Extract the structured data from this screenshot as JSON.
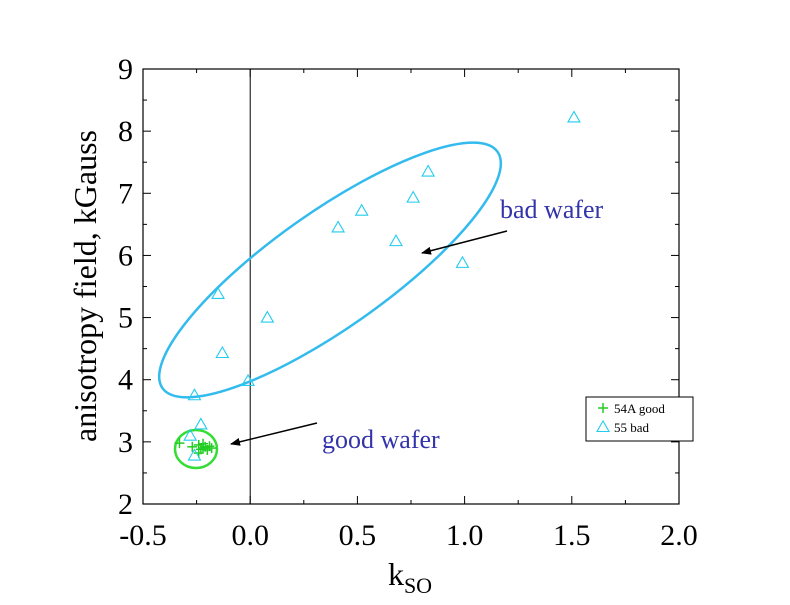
{
  "chart_data": {
    "type": "scatter",
    "xlabel": "k",
    "xlabel_sub": "SO",
    "ylabel": "anisotropy field, kGauss",
    "xlim": [
      -0.5,
      2.0
    ],
    "ylim": [
      2,
      9
    ],
    "xticks": [
      -0.5,
      0.0,
      0.5,
      1.0,
      1.5,
      2.0
    ],
    "xtick_labels": [
      "-0.5",
      "0.0",
      "0.5",
      "1.0",
      "1.5",
      "2.0"
    ],
    "yticks": [
      2,
      3,
      4,
      5,
      6,
      7,
      8,
      9
    ],
    "ytick_labels": [
      "2",
      "3",
      "4",
      "5",
      "6",
      "7",
      "8",
      "9"
    ],
    "grid": false,
    "vertical_reference_line_x": 0.0,
    "legend_position": "bottom-right",
    "series": [
      {
        "name": "54A good",
        "marker": "plus",
        "color": "#22cc22",
        "points": [
          [
            -0.33,
            2.98
          ],
          [
            -0.27,
            2.92
          ],
          [
            -0.24,
            2.95
          ],
          [
            -0.23,
            2.88
          ],
          [
            -0.22,
            2.97
          ],
          [
            -0.21,
            2.92
          ],
          [
            -0.2,
            2.87
          ],
          [
            -0.19,
            2.93
          ],
          [
            -0.24,
            2.82
          ],
          [
            -0.22,
            2.9
          ],
          [
            -0.18,
            2.9
          ]
        ]
      },
      {
        "name": "55 bad",
        "marker": "triangle",
        "color": "#22ccee",
        "points": [
          [
            1.51,
            8.22
          ],
          [
            0.83,
            7.35
          ],
          [
            0.76,
            6.93
          ],
          [
            0.52,
            6.72
          ],
          [
            0.41,
            6.45
          ],
          [
            0.68,
            6.23
          ],
          [
            0.99,
            5.88
          ],
          [
            -0.15,
            5.38
          ],
          [
            0.08,
            5.0
          ],
          [
            -0.13,
            4.43
          ],
          [
            -0.01,
            3.98
          ],
          [
            -0.26,
            3.75
          ],
          [
            -0.23,
            3.28
          ],
          [
            -0.28,
            3.1
          ],
          [
            -0.26,
            2.78
          ]
        ]
      }
    ],
    "annotations": [
      {
        "text": "bad wafer",
        "color": "#3333aa"
      },
      {
        "text": "good wafer",
        "color": "#3333aa"
      }
    ]
  }
}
========================================================================
Exercise requirements
Transcribe the material exactly, leaving every picture out.

Task response
Extract the structured data from this screenshot as JSON.
{
  "chart_data": {
    "type": "scatter",
    "xlabel": "k",
    "xlabel_sub": "SO",
    "ylabel": "anisotropy field, kGauss",
    "xlim": [
      -0.5,
      2.0
    ],
    "ylim": [
      2,
      9
    ],
    "xticks": [
      -0.5,
      0.0,
      0.5,
      1.0,
      1.5,
      2.0
    ],
    "xtick_labels": [
      "-0.5",
      "0.0",
      "0.5",
      "1.0",
      "1.5",
      "2.0"
    ],
    "yticks": [
      2,
      3,
      4,
      5,
      6,
      7,
      8,
      9
    ],
    "ytick_labels": [
      "2",
      "3",
      "4",
      "5",
      "6",
      "7",
      "8",
      "9"
    ],
    "grid": false,
    "vertical_reference_line_x": 0.0,
    "legend_position": "bottom-right",
    "series": [
      {
        "name": "54A good",
        "marker": "plus",
        "color": "#22cc22",
        "points": [
          [
            -0.33,
            2.98
          ],
          [
            -0.27,
            2.92
          ],
          [
            -0.24,
            2.95
          ],
          [
            -0.23,
            2.88
          ],
          [
            -0.22,
            2.97
          ],
          [
            -0.21,
            2.92
          ],
          [
            -0.2,
            2.87
          ],
          [
            -0.19,
            2.93
          ],
          [
            -0.24,
            2.82
          ],
          [
            -0.22,
            2.9
          ],
          [
            -0.18,
            2.9
          ]
        ]
      },
      {
        "name": "55 bad",
        "marker": "triangle",
        "color": "#22ccee",
        "points": [
          [
            1.51,
            8.22
          ],
          [
            0.83,
            7.35
          ],
          [
            0.76,
            6.93
          ],
          [
            0.52,
            6.72
          ],
          [
            0.41,
            6.45
          ],
          [
            0.68,
            6.23
          ],
          [
            0.99,
            5.88
          ],
          [
            -0.15,
            5.38
          ],
          [
            0.08,
            5.0
          ],
          [
            -0.13,
            4.43
          ],
          [
            -0.01,
            3.98
          ],
          [
            -0.26,
            3.75
          ],
          [
            -0.23,
            3.28
          ],
          [
            -0.28,
            3.1
          ],
          [
            -0.26,
            2.78
          ]
        ]
      }
    ],
    "annotations": [
      {
        "text": "bad wafer",
        "color": "#3333aa"
      },
      {
        "text": "good wafer",
        "color": "#3333aa"
      }
    ]
  }
}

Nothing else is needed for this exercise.